**Given request**
Give the number of lines in this listing that contain "color", with no other words.

**Entries shown**
====================
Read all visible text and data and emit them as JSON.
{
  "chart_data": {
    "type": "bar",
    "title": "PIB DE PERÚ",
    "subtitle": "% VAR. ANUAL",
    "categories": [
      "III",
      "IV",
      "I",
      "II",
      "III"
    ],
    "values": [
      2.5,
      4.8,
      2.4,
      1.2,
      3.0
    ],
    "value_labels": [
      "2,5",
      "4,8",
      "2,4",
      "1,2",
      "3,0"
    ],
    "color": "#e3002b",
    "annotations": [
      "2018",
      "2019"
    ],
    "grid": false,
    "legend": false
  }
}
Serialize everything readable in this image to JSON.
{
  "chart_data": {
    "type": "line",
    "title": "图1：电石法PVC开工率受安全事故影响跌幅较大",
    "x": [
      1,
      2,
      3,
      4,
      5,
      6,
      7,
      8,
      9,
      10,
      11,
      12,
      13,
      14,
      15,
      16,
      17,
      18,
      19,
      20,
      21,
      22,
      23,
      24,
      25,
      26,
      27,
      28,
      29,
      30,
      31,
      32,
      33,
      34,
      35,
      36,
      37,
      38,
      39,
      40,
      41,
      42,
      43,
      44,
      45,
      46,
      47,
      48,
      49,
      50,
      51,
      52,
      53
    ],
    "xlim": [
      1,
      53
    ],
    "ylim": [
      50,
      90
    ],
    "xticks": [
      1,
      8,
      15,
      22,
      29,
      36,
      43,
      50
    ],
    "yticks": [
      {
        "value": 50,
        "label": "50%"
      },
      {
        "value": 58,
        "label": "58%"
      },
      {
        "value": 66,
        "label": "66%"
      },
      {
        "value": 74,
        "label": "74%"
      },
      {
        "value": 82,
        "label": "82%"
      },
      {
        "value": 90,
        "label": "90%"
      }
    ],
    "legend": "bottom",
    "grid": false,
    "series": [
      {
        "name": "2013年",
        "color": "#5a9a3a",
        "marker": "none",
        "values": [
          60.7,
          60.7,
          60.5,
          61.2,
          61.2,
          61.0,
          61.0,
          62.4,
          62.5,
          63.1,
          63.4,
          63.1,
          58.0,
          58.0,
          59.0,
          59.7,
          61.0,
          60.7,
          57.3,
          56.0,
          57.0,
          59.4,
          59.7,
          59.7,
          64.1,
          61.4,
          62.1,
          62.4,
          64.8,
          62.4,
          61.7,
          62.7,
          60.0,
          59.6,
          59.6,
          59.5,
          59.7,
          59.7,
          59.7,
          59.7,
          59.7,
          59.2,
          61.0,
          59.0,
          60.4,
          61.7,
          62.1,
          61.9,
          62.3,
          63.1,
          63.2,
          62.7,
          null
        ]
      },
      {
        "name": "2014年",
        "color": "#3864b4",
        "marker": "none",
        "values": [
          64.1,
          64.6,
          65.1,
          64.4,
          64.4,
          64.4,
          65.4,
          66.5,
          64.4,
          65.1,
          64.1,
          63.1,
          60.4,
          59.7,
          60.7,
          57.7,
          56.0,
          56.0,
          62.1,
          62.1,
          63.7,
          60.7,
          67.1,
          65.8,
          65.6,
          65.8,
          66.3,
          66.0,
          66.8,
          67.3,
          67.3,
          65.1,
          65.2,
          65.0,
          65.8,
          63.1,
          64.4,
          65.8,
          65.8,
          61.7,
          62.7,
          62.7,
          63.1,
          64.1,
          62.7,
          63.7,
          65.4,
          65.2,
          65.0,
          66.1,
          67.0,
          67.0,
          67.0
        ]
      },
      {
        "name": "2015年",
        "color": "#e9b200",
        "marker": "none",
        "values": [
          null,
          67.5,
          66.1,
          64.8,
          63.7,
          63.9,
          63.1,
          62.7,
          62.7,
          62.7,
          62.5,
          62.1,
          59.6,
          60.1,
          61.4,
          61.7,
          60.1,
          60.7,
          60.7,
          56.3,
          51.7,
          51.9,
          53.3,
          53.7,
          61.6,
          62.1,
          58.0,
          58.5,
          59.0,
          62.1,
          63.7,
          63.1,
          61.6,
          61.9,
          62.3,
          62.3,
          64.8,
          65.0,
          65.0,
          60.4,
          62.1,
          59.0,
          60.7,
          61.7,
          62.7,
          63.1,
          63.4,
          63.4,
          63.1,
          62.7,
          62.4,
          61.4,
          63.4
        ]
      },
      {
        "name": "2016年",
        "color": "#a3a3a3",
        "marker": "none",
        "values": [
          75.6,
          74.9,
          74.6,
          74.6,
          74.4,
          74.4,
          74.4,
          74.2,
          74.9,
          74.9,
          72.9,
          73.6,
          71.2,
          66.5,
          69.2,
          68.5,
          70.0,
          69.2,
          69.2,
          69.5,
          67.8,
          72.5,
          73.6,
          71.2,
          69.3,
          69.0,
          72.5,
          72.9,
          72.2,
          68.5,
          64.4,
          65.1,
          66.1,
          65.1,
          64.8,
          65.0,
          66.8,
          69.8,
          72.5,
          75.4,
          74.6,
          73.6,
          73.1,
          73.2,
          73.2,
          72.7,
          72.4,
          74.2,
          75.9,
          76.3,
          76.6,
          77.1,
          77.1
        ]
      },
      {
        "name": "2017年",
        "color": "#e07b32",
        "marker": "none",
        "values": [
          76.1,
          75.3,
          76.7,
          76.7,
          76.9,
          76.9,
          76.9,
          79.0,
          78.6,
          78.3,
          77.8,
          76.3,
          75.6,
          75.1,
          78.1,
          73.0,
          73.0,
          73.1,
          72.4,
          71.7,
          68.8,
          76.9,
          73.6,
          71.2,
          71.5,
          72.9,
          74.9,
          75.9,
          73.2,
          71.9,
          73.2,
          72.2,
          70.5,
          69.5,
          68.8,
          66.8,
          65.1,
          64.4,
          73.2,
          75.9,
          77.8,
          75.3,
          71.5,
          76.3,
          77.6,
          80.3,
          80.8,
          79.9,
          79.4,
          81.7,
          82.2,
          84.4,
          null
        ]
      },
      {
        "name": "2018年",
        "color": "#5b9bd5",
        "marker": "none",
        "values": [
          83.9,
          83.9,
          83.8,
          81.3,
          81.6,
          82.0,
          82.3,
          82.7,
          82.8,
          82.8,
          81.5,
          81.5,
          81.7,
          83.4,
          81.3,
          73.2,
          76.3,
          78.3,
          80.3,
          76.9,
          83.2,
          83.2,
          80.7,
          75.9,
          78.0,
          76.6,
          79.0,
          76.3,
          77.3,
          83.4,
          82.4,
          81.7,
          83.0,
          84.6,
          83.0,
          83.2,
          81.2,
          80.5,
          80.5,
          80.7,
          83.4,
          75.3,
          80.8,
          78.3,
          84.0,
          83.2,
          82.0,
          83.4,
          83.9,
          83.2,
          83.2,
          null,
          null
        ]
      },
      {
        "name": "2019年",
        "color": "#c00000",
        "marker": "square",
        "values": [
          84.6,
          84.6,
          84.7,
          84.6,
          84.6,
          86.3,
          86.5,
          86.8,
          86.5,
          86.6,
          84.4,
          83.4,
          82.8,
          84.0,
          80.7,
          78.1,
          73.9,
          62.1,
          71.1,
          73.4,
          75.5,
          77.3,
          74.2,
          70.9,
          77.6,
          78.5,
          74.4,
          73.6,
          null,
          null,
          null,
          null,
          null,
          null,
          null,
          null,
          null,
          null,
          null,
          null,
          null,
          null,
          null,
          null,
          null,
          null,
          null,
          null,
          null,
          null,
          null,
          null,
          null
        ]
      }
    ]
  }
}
====================
**Output of the task**
8